“Multi-spectra glasses” for scanning electron microscopy

Photo of the new WDS instrument that is connected to a scanning electron microscope (Zeiss EVO 40) by means of a standard housing and mounting flange.

Photo of the new WDS instrument that is connected to a scanning electron microscope (Zeiss EVO 40) by means of a standard housing and mounting flange.

Measured spectra of Be-K (above) and Ga-L (below) fluorescence lines.

Measured spectra of Be-K (above) and Ga-L (below) fluorescence lines.

Reflection zone plates produced by HZB enable lighter elements in material samples to be precisely detected using scanning electron microscopy (SEM) by providing high resolution in the range of 50-1120 eV.

The scanning electron microscope is not only used for precisely surveying the surface topology of samples, but also for determining their chemical compositions. This is done by exciting the atoms to fluoresce under irradiation by an electron beam while scanning the sample. This secondary emission provides information about the location and type of element, insofar as the analysis is sufficiently precise. However, the lighter elements of the periodic table such as lithium, beryllium, boron, carbon, and nitrogen emit secondary fluorescence in an energy range that cannot be sufficiently well resolved by energy dispersive spectrometers (EDS).

▸ **INSTRUCTIONS**:
1 – From the passage on multi-spectra glasses for electron microscopy, extract the stretch from "The scanning electron" through "dispersive spectrometers (EDS).".
2 – In one to three sentences, explain why the electron microscopy passage says energy dispersive spectrometers fall short for lighter elements such as lithium, beryllium, boron, carbon, and nitrogen.

[Records from a data source]

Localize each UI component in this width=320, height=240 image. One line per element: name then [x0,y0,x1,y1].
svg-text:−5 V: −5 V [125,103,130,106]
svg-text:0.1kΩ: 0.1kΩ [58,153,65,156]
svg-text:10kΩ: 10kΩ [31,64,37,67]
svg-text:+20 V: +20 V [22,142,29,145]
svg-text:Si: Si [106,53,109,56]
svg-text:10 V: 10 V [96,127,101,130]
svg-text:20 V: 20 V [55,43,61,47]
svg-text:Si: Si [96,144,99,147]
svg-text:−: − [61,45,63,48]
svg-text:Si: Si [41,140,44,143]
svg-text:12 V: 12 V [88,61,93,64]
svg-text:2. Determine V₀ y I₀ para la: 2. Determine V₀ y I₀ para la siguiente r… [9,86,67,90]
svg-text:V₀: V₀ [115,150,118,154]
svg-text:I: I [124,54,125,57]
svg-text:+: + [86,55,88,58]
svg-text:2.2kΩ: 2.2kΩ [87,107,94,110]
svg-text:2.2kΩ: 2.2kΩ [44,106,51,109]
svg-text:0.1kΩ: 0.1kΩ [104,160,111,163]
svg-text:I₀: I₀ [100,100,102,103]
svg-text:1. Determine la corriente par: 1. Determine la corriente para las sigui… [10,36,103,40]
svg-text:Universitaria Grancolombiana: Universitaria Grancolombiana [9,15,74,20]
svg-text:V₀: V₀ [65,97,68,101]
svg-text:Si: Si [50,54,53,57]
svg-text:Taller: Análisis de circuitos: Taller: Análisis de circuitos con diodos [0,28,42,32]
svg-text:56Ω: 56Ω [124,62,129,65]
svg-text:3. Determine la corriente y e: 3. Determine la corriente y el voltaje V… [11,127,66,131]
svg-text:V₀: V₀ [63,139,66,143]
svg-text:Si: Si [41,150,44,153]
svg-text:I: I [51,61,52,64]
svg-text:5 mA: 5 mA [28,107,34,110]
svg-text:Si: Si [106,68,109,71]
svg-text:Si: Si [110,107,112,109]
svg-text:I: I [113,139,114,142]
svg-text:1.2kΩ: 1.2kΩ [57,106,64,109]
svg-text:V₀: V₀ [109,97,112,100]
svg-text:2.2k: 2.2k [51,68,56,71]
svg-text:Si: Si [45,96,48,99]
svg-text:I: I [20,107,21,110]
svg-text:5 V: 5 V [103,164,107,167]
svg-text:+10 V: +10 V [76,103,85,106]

▸ **ANSWERS TO EACH TASK**:
1 –
The scanning electron microscope is not only used for precisely surveying the surface topology of samples, but also for determining their chemical compositions. This is done by exciting the atoms to fluoresce under irradiation by an electron beam while scanning the sample. This secondary emission provides information about the location and type of element, insofar as the analysis is sufficiently precise. However, the lighter elements of the periodic table such as lithium, beryllium, boron, carbon, and nitrogen emit secondary fluorescence in an energy range that cannot be sufficiently well resolved by energy dispersive spectrometers (EDS).

2 – These lighter elements emit secondary fluorescence in an energy range that energy dispersive spectrometers cannot resolve well enough.